• **What you need to do**
Make an exact copy of the entries below with the pictures removed.

• **Records**
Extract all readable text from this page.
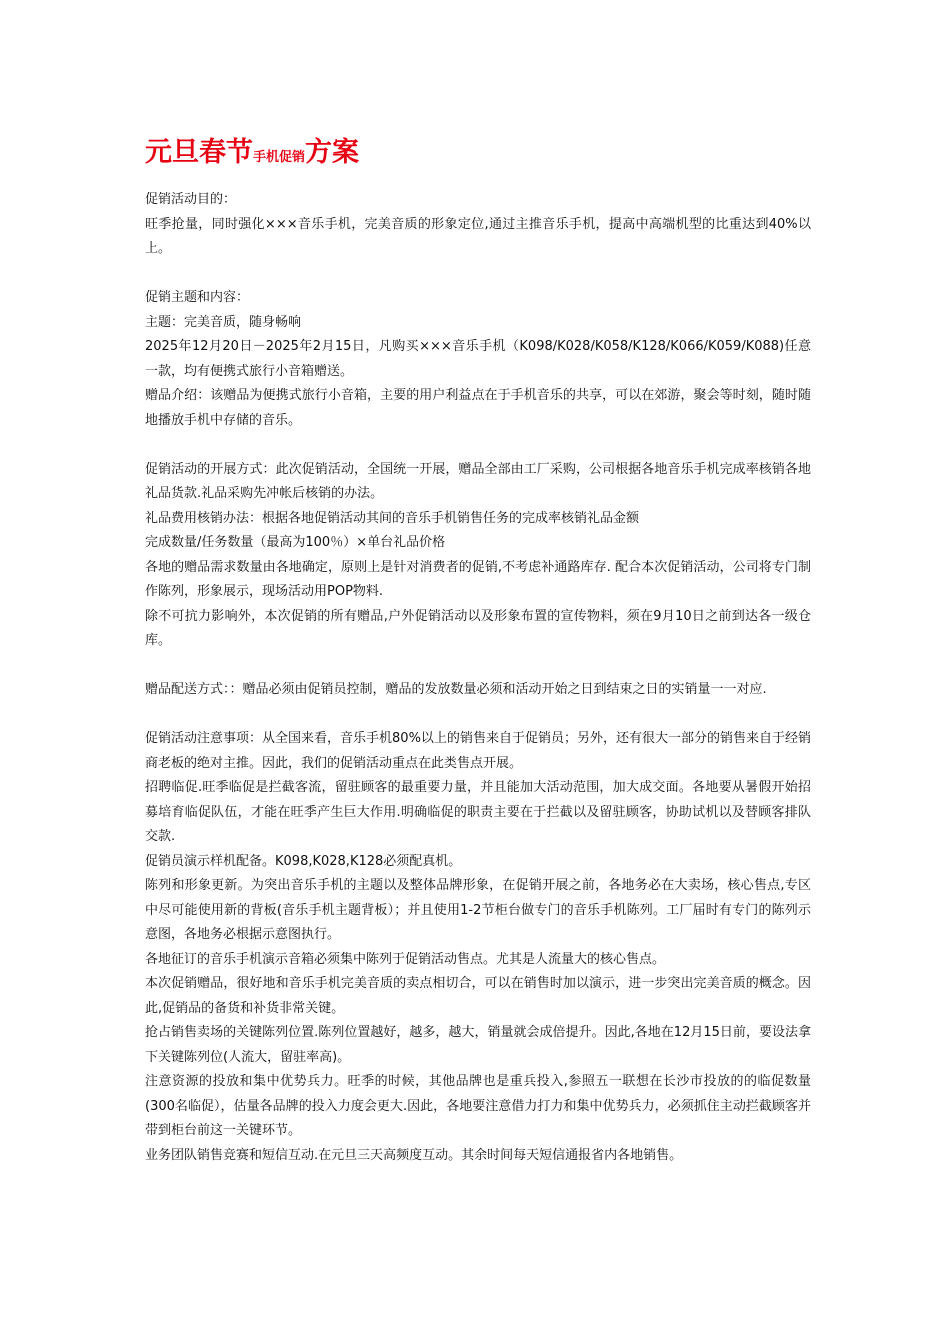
元旦春节手机促销方案

促销活动目的：

旺季抢量，同时强化×××音乐手机，完美音质的形象定位,通过主推音乐手机，提高中高端机型的比重达到40%以上。

促销主题和内容：

主题：完美音质，随身畅响

2025年12月20日－2025年2月15日，凡购买×××音乐手机（K098/K028/K058/K128/K066/K059/K088)任意一款，均有便携式旅行小音箱赠送。

赠品介绍：该赠品为便携式旅行小音箱，主要的用户利益点在于手机音乐的共享，可以在郊游，聚会等时刻，随时随地播放手机中存储的音乐。

促销活动的开展方式：此次促销活动，全国统一开展，赠品全部由工厂采购，公司根据各地音乐手机完成率核销各地礼品货款.礼品采购先冲帐后核销的办法。

礼品费用核销办法：根据各地促销活动其间的音乐手机销售任务的完成率核销礼品金额

完成数量/任务数量（最高为100％）×单台礼品价格

各地的赠品需求数量由各地确定，原则上是针对消费者的促销,不考虑补通路库存. 配合本次促销活动，公司将专门制作陈列，形象展示，现场活动用POP物料.

除不可抗力影响外，本次促销的所有赠品,户外促销活动以及形象布置的宣传物料，须在9月10日之前到达各一级仓库。

赠品配送方式：：赠品必须由促销员控制，赠品的发放数量必须和活动开始之日到结束之日的实销量一一对应.

促销活动注意事项：从全国来看，音乐手机80%以上的销售来自于促销员；另外，还有很大一部分的销售来自于经销商老板的绝对主推。因此，我们的促销活动重点在此类售点开展。

招聘临促.旺季临促是拦截客流，留驻顾客的最重要力量，并且能加大活动范围，加大成交面。各地要从暑假开始招募培育临促队伍，才能在旺季产生巨大作用.明确临促的职责主要在于拦截以及留驻顾客，协助试机以及替顾客排队交款.

促销员演示样机配备。K098,K028,K128必须配真机。

陈列和形象更新。为突出音乐手机的主题以及整体品牌形象，在促销开展之前，各地务必在大卖场，核心售点,专区中尽可能使用新的背板(音乐手机主题背板）；并且使用1-2节柜台做专门的音乐手机陈列。工厂届时有专门的陈列示意图，各地务必根据示意图执行。

各地征订的音乐手机演示音箱必须集中陈列于促销活动售点。尤其是人流量大的核心售点。

本次促销赠品，很好地和音乐手机完美音质的卖点相切合，可以在销售时加以演示，进一步突出完美音质的概念。因此,促销品的备货和补货非常关键。

抢占销售卖场的关键陈列位置.陈列位置越好，越多，越大，销量就会成倍提升。因此,各地在12月15日前，要设法拿下关键陈列位(人流大，留驻率高)。

注意资源的投放和集中优势兵力。旺季的时候，其他品牌也是重兵投入,参照五一联想在长沙市投放的的临促数量(300名临促），估量各品牌的投入力度会更大.因此，各地要注意借力打力和集中优势兵力，必须抓住主动拦截顾客并带到柜台前这一关键环节。

业务团队销售竞赛和短信互动.在元旦三天高频度互动。其余时间每天短信通报省内各地销售。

• **Solution to the problem**
Extract all readable text from this page.
元旦春节手机促销方案

促销活动目的：

旺季抢量，同时强化×××音乐手机，完美音质的形象定位,通过主推音乐手机，提高中高端机型的比重达到40%以上。

促销主题和内容：

主题：完美音质，随身畅响

2025年12月20日－2025年2月15日，凡购买×××音乐手机（K098/K028/K058/K128/K066/K059/K088)任意一款，均有便携式旅行小音箱赠送。

赠品介绍：该赠品为便携式旅行小音箱，主要的用户利益点在于手机音乐的共享，可以在郊游，聚会等时刻，随时随地播放手机中存储的音乐。

促销活动的开展方式：此次促销活动，全国统一开展，赠品全部由工厂采购，公司根据各地音乐手机完成率核销各地礼品货款.礼品采购先冲帐后核销的办法。

礼品费用核销办法：根据各地促销活动其间的音乐手机销售任务的完成率核销礼品金额

完成数量/任务数量（最高为100％）×单台礼品价格

各地的赠品需求数量由各地确定，原则上是针对消费者的促销,不考虑补通路库存. 配合本次促销活动，公司将专门制作陈列，形象展示，现场活动用POP物料.

除不可抗力影响外，本次促销的所有赠品,户外促销活动以及形象布置的宣传物料，须在9月10日之前到达各一级仓库。

赠品配送方式：：赠品必须由促销员控制，赠品的发放数量必须和活动开始之日到结束之日的实销量一一对应.

促销活动注意事项：从全国来看，音乐手机80%以上的销售来自于促销员；另外，还有很大一部分的销售来自于经销商老板的绝对主推。因此，我们的促销活动重点在此类售点开展。

招聘临促.旺季临促是拦截客流，留驻顾客的最重要力量，并且能加大活动范围，加大成交面。各地要从暑假开始招募培育临促队伍，才能在旺季产生巨大作用.明确临促的职责主要在于拦截以及留驻顾客，协助试机以及替顾客排队交款.

促销员演示样机配备。K098,K028,K128必须配真机。

陈列和形象更新。为突出音乐手机的主题以及整体品牌形象，在促销开展之前，各地务必在大卖场，核心售点,专区中尽可能使用新的背板(音乐手机主题背板）；并且使用1-2节柜台做专门的音乐手机陈列。工厂届时有专门的陈列示意图，各地务必根据示意图执行。

各地征订的音乐手机演示音箱必须集中陈列于促销活动售点。尤其是人流量大的核心售点。

本次促销赠品，很好地和音乐手机完美音质的卖点相切合，可以在销售时加以演示，进一步突出完美音质的概念。因此,促销品的备货和补货非常关键。

抢占销售卖场的关键陈列位置.陈列位置越好，越多，越大，销量就会成倍提升。因此,各地在12月15日前，要设法拿下关键陈列位(人流大，留驻率高)。

注意资源的投放和集中优势兵力。旺季的时候，其他品牌也是重兵投入,参照五一联想在长沙市投放的的临促数量(300名临促），估量各品牌的投入力度会更大.因此，各地要注意借力打力和集中优势兵力，必须抓住主动拦截顾客并带到柜台前这一关键环节。

业务团队销售竞赛和短信互动.在元旦三天高频度互动。其余时间每天短信通报省内各地销售。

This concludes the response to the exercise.